Aim »
Repeat every line below exactly as it reads.

## Start Provided records

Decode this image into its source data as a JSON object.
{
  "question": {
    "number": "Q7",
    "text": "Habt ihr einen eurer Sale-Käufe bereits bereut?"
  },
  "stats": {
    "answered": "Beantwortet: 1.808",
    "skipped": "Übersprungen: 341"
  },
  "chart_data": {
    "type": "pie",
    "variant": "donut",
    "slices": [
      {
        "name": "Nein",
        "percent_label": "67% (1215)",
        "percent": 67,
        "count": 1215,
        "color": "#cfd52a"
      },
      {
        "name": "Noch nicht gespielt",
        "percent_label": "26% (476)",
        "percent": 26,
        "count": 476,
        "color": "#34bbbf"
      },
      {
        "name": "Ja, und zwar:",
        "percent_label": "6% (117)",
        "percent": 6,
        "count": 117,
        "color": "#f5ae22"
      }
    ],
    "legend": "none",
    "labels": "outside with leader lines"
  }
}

## End Provided records

Output »
Decode this image into its source data as a JSON object.
{
  "question": {
    "number": "Q7",
    "text": "Habt ihr einen eurer Sale-Käufe bereits bereut?"
  },
  "stats": {
    "answered": "Beantwortet: 1.808",
    "skipped": "Übersprungen: 341"
  },
  "chart_data": {
    "type": "pie",
    "variant": "donut",
    "slices": [
      {
        "name": "Nein",
        "percent_label": "67% (1215)",
        "percent": 67,
        "count": 1215,
        "color": "#cfd52a"
      },
      {
        "name": "Noch nicht gespielt",
        "percent_label": "26% (476)",
        "percent": 26,
        "count": 476,
        "color": "#34bbbf"
      },
      {
        "name": "Ja, und zwar:",
        "percent_label": "6% (117)",
        "percent": 6,
        "count": 117,
        "color": "#f5ae22"
      }
    ],
    "legend": "none",
    "labels": "outside with leader lines"
  }
}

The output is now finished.